Instructions for the task: Exclude the pictures; give every entry again exactly as written.

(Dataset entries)
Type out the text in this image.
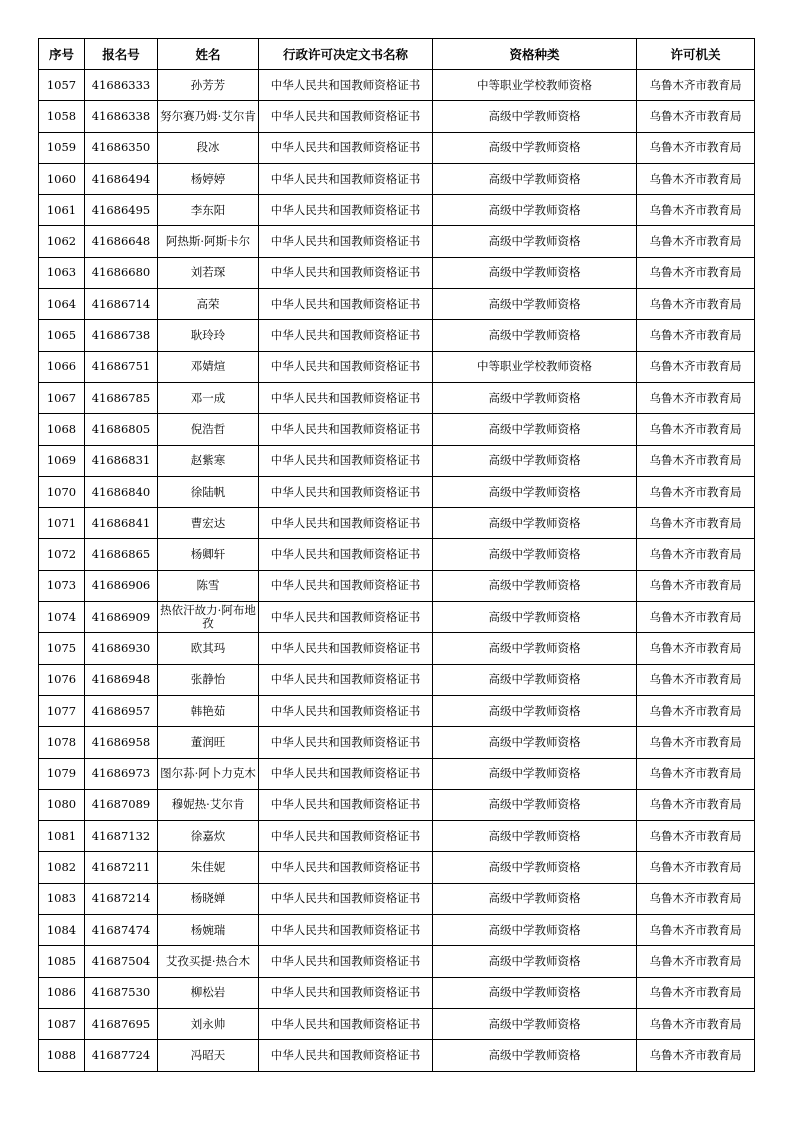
序号	报名号	姓名	行政许可决定文书名称	资格种类	许可机关
1057	41686333	孙芳芳	中华人民共和国教师资格证书	中等职业学校教师资格	乌鲁木齐市教育局
1058	41686338	努尔赛乃姆·艾尔肯	中华人民共和国教师资格证书	高级中学教师资格	乌鲁木齐市教育局
1059	41686350	段冰	中华人民共和国教师资格证书	高级中学教师资格	乌鲁木齐市教育局
1060	41686494	杨婷婷	中华人民共和国教师资格证书	高级中学教师资格	乌鲁木齐市教育局
1061	41686495	李东阳	中华人民共和国教师资格证书	高级中学教师资格	乌鲁木齐市教育局
1062	41686648	阿热斯·阿斯卡尔	中华人民共和国教师资格证书	高级中学教师资格	乌鲁木齐市教育局
1063	41686680	刘若琛	中华人民共和国教师资格证书	高级中学教师资格	乌鲁木齐市教育局
1064	41686714	高荣	中华人民共和国教师资格证书	高级中学教师资格	乌鲁木齐市教育局
1065	41686738	耿玲玲	中华人民共和国教师资格证书	高级中学教师资格	乌鲁木齐市教育局
1066	41686751	邓婧煊	中华人民共和国教师资格证书	中等职业学校教师资格	乌鲁木齐市教育局
1067	41686785	邓一成	中华人民共和国教师资格证书	高级中学教师资格	乌鲁木齐市教育局
1068	41686805	倪浩哲	中华人民共和国教师资格证书	高级中学教师资格	乌鲁木齐市教育局
1069	41686831	赵紫寒	中华人民共和国教师资格证书	高级中学教师资格	乌鲁木齐市教育局
1070	41686840	徐陆帆	中华人民共和国教师资格证书	高级中学教师资格	乌鲁木齐市教育局
1071	41686841	曹宏达	中华人民共和国教师资格证书	高级中学教师资格	乌鲁木齐市教育局
1072	41686865	杨卿轩	中华人民共和国教师资格证书	高级中学教师资格	乌鲁木齐市教育局
1073	41686906	陈雪	中华人民共和国教师资格证书	高级中学教师资格	乌鲁木齐市教育局
1074	41686909	热依汗故力·阿布地孜	中华人民共和国教师资格证书	高级中学教师资格	乌鲁木齐市教育局
1075	41686930	欧其玛	中华人民共和国教师资格证书	高级中学教师资格	乌鲁木齐市教育局
1076	41686948	张静怡	中华人民共和国教师资格证书	高级中学教师资格	乌鲁木齐市教育局
1077	41686957	韩艳茹	中华人民共和国教师资格证书	高级中学教师资格	乌鲁木齐市教育局
1078	41686958	董润旺	中华人民共和国教师资格证书	高级中学教师资格	乌鲁木齐市教育局
1079	41686973	图尔荪·阿卜力克木	中华人民共和国教师资格证书	高级中学教师资格	乌鲁木齐市教育局
1080	41687089	穆妮热·艾尔肯	中华人民共和国教师资格证书	高级中学教师资格	乌鲁木齐市教育局
1081	41687132	徐嘉炊	中华人民共和国教师资格证书	高级中学教师资格	乌鲁木齐市教育局
1082	41687211	朱佳妮	中华人民共和国教师资格证书	高级中学教师资格	乌鲁木齐市教育局
1083	41687214	杨晓婵	中华人民共和国教师资格证书	高级中学教师资格	乌鲁木齐市教育局
1084	41687474	杨婉瑞	中华人民共和国教师资格证书	高级中学教师资格	乌鲁木齐市教育局
1085	41687504	艾孜买提·热合木	中华人民共和国教师资格证书	高级中学教师资格	乌鲁木齐市教育局
1086	41687530	柳松岩	中华人民共和国教师资格证书	高级中学教师资格	乌鲁木齐市教育局
1087	41687695	刘永帅	中华人民共和国教师资格证书	高级中学教师资格	乌鲁木齐市教育局
1088	41687724	冯昭天	中华人民共和国教师资格证书	高级中学教师资格	乌鲁木齐市教育局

Reply:
Type out the text in this image.
序号	报名号	姓名	行政许可决定文书名称	资格种类	许可机关
1057	41686333	孙芳芳	中华人民共和国教师资格证书	中等职业学校教师资格	乌鲁木齐市教育局
1058	41686338	努尔赛乃姆·艾尔肯	中华人民共和国教师资格证书	高级中学教师资格	乌鲁木齐市教育局
1059	41686350	段冰	中华人民共和国教师资格证书	高级中学教师资格	乌鲁木齐市教育局
1060	41686494	杨婷婷	中华人民共和国教师资格证书	高级中学教师资格	乌鲁木齐市教育局
1061	41686495	李东阳	中华人民共和国教师资格证书	高级中学教师资格	乌鲁木齐市教育局
1062	41686648	阿热斯·阿斯卡尔	中华人民共和国教师资格证书	高级中学教师资格	乌鲁木齐市教育局
1063	41686680	刘若琛	中华人民共和国教师资格证书	高级中学教师资格	乌鲁木齐市教育局
1064	41686714	高荣	中华人民共和国教师资格证书	高级中学教师资格	乌鲁木齐市教育局
1065	41686738	耿玲玲	中华人民共和国教师资格证书	高级中学教师资格	乌鲁木齐市教育局
1066	41686751	邓婧煊	中华人民共和国教师资格证书	中等职业学校教师资格	乌鲁木齐市教育局
1067	41686785	邓一成	中华人民共和国教师资格证书	高级中学教师资格	乌鲁木齐市教育局
1068	41686805	倪浩哲	中华人民共和国教师资格证书	高级中学教师资格	乌鲁木齐市教育局
1069	41686831	赵紫寒	中华人民共和国教师资格证书	高级中学教师资格	乌鲁木齐市教育局
1070	41686840	徐陆帆	中华人民共和国教师资格证书	高级中学教师资格	乌鲁木齐市教育局
1071	41686841	曹宏达	中华人民共和国教师资格证书	高级中学教师资格	乌鲁木齐市教育局
1072	41686865	杨卿轩	中华人民共和国教师资格证书	高级中学教师资格	乌鲁木齐市教育局
1073	41686906	陈雪	中华人民共和国教师资格证书	高级中学教师资格	乌鲁木齐市教育局
1074	41686909	热依汗故力·阿布地孜	中华人民共和国教师资格证书	高级中学教师资格	乌鲁木齐市教育局
1075	41686930	欧其玛	中华人民共和国教师资格证书	高级中学教师资格	乌鲁木齐市教育局
1076	41686948	张静怡	中华人民共和国教师资格证书	高级中学教师资格	乌鲁木齐市教育局
1077	41686957	韩艳茹	中华人民共和国教师资格证书	高级中学教师资格	乌鲁木齐市教育局
1078	41686958	董润旺	中华人民共和国教师资格证书	高级中学教师资格	乌鲁木齐市教育局
1079	41686973	图尔荪·阿卜力克木	中华人民共和国教师资格证书	高级中学教师资格	乌鲁木齐市教育局
1080	41687089	穆妮热·艾尔肯	中华人民共和国教师资格证书	高级中学教师资格	乌鲁木齐市教育局
1081	41687132	徐嘉炊	中华人民共和国教师资格证书	高级中学教师资格	乌鲁木齐市教育局
1082	41687211	朱佳妮	中华人民共和国教师资格证书	高级中学教师资格	乌鲁木齐市教育局
1083	41687214	杨晓婵	中华人民共和国教师资格证书	高级中学教师资格	乌鲁木齐市教育局
1084	41687474	杨婉瑞	中华人民共和国教师资格证书	高级中学教师资格	乌鲁木齐市教育局
1085	41687504	艾孜买提·热合木	中华人民共和国教师资格证书	高级中学教师资格	乌鲁木齐市教育局
1086	41687530	柳松岩	中华人民共和国教师资格证书	高级中学教师资格	乌鲁木齐市教育局
1087	41687695	刘永帅	中华人民共和国教师资格证书	高级中学教师资格	乌鲁木齐市教育局
1088	41687724	冯昭天	中华人民共和国教师资格证书	高级中学教师资格	乌鲁木齐市教育局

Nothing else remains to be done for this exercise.